*Exercise requirements:* Would you output the whole listing below, exactly as it reads?

┄┄┄┄┄┄┄┄┄┄

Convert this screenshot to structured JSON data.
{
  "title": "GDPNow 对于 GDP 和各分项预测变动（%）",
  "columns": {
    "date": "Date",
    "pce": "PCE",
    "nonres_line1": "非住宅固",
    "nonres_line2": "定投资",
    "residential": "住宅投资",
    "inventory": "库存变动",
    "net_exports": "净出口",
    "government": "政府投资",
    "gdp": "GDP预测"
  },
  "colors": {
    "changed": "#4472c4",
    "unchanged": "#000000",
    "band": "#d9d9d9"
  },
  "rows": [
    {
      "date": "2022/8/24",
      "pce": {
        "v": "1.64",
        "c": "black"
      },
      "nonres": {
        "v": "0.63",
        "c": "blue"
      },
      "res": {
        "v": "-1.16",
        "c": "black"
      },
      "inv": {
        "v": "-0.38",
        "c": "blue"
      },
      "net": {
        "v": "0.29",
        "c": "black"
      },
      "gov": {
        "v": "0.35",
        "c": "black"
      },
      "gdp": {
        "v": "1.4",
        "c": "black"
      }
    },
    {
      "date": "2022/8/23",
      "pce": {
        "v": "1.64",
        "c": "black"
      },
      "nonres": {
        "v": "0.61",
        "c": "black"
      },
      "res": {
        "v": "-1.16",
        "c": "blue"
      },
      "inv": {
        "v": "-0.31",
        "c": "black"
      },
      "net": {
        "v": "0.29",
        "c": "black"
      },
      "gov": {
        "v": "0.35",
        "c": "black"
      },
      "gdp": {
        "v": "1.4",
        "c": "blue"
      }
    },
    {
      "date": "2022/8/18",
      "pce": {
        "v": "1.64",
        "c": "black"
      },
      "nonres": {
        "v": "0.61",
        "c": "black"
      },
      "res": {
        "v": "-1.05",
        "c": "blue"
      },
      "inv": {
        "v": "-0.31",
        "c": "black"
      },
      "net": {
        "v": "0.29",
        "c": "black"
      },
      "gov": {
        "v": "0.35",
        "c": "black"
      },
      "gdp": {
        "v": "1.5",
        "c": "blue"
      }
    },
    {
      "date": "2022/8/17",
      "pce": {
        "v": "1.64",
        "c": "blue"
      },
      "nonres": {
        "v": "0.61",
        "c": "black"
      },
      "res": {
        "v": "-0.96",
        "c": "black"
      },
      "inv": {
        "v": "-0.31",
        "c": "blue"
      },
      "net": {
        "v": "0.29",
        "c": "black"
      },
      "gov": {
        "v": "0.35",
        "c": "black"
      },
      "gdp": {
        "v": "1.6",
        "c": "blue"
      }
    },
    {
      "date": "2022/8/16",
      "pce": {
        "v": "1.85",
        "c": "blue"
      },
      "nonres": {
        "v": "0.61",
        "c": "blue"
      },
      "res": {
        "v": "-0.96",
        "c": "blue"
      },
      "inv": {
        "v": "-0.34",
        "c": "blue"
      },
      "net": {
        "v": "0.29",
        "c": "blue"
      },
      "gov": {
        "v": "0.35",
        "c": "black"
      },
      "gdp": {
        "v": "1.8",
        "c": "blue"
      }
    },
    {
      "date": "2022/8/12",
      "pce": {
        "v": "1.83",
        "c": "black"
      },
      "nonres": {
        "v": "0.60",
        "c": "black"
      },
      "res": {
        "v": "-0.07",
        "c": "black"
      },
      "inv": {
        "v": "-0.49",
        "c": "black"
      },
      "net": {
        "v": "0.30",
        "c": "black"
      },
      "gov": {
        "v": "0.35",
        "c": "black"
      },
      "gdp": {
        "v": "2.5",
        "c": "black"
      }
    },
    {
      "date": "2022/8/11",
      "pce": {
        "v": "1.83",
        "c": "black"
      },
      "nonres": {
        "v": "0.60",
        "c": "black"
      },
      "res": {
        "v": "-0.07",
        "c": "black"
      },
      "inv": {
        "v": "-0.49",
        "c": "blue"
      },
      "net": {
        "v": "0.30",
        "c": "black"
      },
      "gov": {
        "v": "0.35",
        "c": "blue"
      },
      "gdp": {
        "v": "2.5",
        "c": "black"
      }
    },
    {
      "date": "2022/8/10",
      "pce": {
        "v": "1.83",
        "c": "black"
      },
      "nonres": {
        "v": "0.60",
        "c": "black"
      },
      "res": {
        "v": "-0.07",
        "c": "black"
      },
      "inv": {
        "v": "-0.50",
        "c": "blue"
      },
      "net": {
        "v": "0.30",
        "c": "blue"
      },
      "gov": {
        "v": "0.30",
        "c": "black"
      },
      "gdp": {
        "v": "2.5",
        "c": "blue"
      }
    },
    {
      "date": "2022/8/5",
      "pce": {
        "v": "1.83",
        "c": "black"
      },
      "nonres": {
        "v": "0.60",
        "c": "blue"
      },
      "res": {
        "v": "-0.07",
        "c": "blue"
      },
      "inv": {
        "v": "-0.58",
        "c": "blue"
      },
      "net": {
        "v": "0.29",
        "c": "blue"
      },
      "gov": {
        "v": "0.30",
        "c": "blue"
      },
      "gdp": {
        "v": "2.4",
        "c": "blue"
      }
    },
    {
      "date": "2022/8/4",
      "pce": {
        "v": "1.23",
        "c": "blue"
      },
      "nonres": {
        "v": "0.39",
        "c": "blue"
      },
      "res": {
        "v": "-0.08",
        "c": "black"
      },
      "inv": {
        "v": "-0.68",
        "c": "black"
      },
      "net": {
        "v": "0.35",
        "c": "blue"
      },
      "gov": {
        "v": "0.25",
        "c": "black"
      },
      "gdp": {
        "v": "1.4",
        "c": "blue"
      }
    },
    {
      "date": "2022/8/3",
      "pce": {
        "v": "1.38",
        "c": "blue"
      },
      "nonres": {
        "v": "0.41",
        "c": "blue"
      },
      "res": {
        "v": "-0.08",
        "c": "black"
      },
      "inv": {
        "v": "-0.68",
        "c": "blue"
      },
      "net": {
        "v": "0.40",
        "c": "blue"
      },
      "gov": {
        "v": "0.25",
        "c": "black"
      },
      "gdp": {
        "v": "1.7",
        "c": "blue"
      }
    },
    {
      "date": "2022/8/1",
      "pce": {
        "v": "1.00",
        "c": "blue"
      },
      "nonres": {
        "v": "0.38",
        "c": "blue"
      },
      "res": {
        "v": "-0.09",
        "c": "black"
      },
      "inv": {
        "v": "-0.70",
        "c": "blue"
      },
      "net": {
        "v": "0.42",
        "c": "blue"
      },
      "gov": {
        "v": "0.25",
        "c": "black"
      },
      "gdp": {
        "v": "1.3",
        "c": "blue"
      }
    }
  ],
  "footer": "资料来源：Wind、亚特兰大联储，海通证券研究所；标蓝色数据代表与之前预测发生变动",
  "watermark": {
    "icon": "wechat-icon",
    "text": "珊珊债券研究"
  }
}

┄┄┄┄┄┄┄┄┄┄

*Written solution:*
Convert this screenshot to structured JSON data.
{
  "title": "GDPNow 对于 GDP 和各分项预测变动（%）",
  "columns": {
    "date": "Date",
    "pce": "PCE",
    "nonres_line1": "非住宅固",
    "nonres_line2": "定投资",
    "residential": "住宅投资",
    "inventory": "库存变动",
    "net_exports": "净出口",
    "government": "政府投资",
    "gdp": "GDP预测"
  },
  "colors": {
    "changed": "#4472c4",
    "unchanged": "#000000",
    "band": "#d9d9d9"
  },
  "rows": [
    {
      "date": "2022/8/24",
      "pce": {
        "v": "1.64",
        "c": "black"
      },
      "nonres": {
        "v": "0.63",
        "c": "blue"
      },
      "res": {
        "v": "-1.16",
        "c": "black"
      },
      "inv": {
        "v": "-0.38",
        "c": "blue"
      },
      "net": {
        "v": "0.29",
        "c": "black"
      },
      "gov": {
        "v": "0.35",
        "c": "black"
      },
      "gdp": {
        "v": "1.4",
        "c": "black"
      }
    },
    {
      "date": "2022/8/23",
      "pce": {
        "v": "1.64",
        "c": "black"
      },
      "nonres": {
        "v": "0.61",
        "c": "black"
      },
      "res": {
        "v": "-1.16",
        "c": "blue"
      },
      "inv": {
        "v": "-0.31",
        "c": "black"
      },
      "net": {
        "v": "0.29",
        "c": "black"
      },
      "gov": {
        "v": "0.35",
        "c": "black"
      },
      "gdp": {
        "v": "1.4",
        "c": "blue"
      }
    },
    {
      "date": "2022/8/18",
      "pce": {
        "v": "1.64",
        "c": "black"
      },
      "nonres": {
        "v": "0.61",
        "c": "black"
      },
      "res": {
        "v": "-1.05",
        "c": "blue"
      },
      "inv": {
        "v": "-0.31",
        "c": "black"
      },
      "net": {
        "v": "0.29",
        "c": "black"
      },
      "gov": {
        "v": "0.35",
        "c": "black"
      },
      "gdp": {
        "v": "1.5",
        "c": "blue"
      }
    },
    {
      "date": "2022/8/17",
      "pce": {
        "v": "1.64",
        "c": "blue"
      },
      "nonres": {
        "v": "0.61",
        "c": "black"
      },
      "res": {
        "v": "-0.96",
        "c": "black"
      },
      "inv": {
        "v": "-0.31",
        "c": "blue"
      },
      "net": {
        "v": "0.29",
        "c": "black"
      },
      "gov": {
        "v": "0.35",
        "c": "black"
      },
      "gdp": {
        "v": "1.6",
        "c": "blue"
      }
    },
    {
      "date": "2022/8/16",
      "pce": {
        "v": "1.85",
        "c": "blue"
      },
      "nonres": {
        "v": "0.61",
        "c": "blue"
      },
      "res": {
        "v": "-0.96",
        "c": "blue"
      },
      "inv": {
        "v": "-0.34",
        "c": "blue"
      },
      "net": {
        "v": "0.29",
        "c": "blue"
      },
      "gov": {
        "v": "0.35",
        "c": "black"
      },
      "gdp": {
        "v": "1.8",
        "c": "blue"
      }
    },
    {
      "date": "2022/8/12",
      "pce": {
        "v": "1.83",
        "c": "black"
      },
      "nonres": {
        "v": "0.60",
        "c": "black"
      },
      "res": {
        "v": "-0.07",
        "c": "black"
      },
      "inv": {
        "v": "-0.49",
        "c": "black"
      },
      "net": {
        "v": "0.30",
        "c": "black"
      },
      "gov": {
        "v": "0.35",
        "c": "black"
      },
      "gdp": {
        "v": "2.5",
        "c": "black"
      }
    },
    {
      "date": "2022/8/11",
      "pce": {
        "v": "1.83",
        "c": "black"
      },
      "nonres": {
        "v": "0.60",
        "c": "black"
      },
      "res": {
        "v": "-0.07",
        "c": "black"
      },
      "inv": {
        "v": "-0.49",
        "c": "blue"
      },
      "net": {
        "v": "0.30",
        "c": "black"
      },
      "gov": {
        "v": "0.35",
        "c": "blue"
      },
      "gdp": {
        "v": "2.5",
        "c": "black"
      }
    },
    {
      "date": "2022/8/10",
      "pce": {
        "v": "1.83",
        "c": "black"
      },
      "nonres": {
        "v": "0.60",
        "c": "black"
      },
      "res": {
        "v": "-0.07",
        "c": "black"
      },
      "inv": {
        "v": "-0.50",
        "c": "blue"
      },
      "net": {
        "v": "0.30",
        "c": "blue"
      },
      "gov": {
        "v": "0.30",
        "c": "black"
      },
      "gdp": {
        "v": "2.5",
        "c": "blue"
      }
    },
    {
      "date": "2022/8/5",
      "pce": {
        "v": "1.83",
        "c": "black"
      },
      "nonres": {
        "v": "0.60",
        "c": "blue"
      },
      "res": {
        "v": "-0.07",
        "c": "blue"
      },
      "inv": {
        "v": "-0.58",
        "c": "blue"
      },
      "net": {
        "v": "0.29",
        "c": "blue"
      },
      "gov": {
        "v": "0.30",
        "c": "blue"
      },
      "gdp": {
        "v": "2.4",
        "c": "blue"
      }
    },
    {
      "date": "2022/8/4",
      "pce": {
        "v": "1.23",
        "c": "blue"
      },
      "nonres": {
        "v": "0.39",
        "c": "blue"
      },
      "res": {
        "v": "-0.08",
        "c": "black"
      },
      "inv": {
        "v": "-0.68",
        "c": "black"
      },
      "net": {
        "v": "0.35",
        "c": "blue"
      },
      "gov": {
        "v": "0.25",
        "c": "black"
      },
      "gdp": {
        "v": "1.4",
        "c": "blue"
      }
    },
    {
      "date": "2022/8/3",
      "pce": {
        "v": "1.38",
        "c": "blue"
      },
      "nonres": {
        "v": "0.41",
        "c": "blue"
      },
      "res": {
        "v": "-0.08",
        "c": "black"
      },
      "inv": {
        "v": "-0.68",
        "c": "blue"
      },
      "net": {
        "v": "0.40",
        "c": "blue"
      },
      "gov": {
        "v": "0.25",
        "c": "black"
      },
      "gdp": {
        "v": "1.7",
        "c": "blue"
      }
    },
    {
      "date": "2022/8/1",
      "pce": {
        "v": "1.00",
        "c": "blue"
      },
      "nonres": {
        "v": "0.38",
        "c": "blue"
      },
      "res": {
        "v": "-0.09",
        "c": "black"
      },
      "inv": {
        "v": "-0.70",
        "c": "blue"
      },
      "net": {
        "v": "0.42",
        "c": "blue"
      },
      "gov": {
        "v": "0.25",
        "c": "black"
      },
      "gdp": {
        "v": "1.3",
        "c": "blue"
      }
    }
  ],
  "footer": "资料来源：Wind、亚特兰大联储，海通证券研究所；标蓝色数据代表与之前预测发生变动",
  "watermark": {
    "icon": "wechat-icon",
    "text": "珊珊债券研究"
  }
}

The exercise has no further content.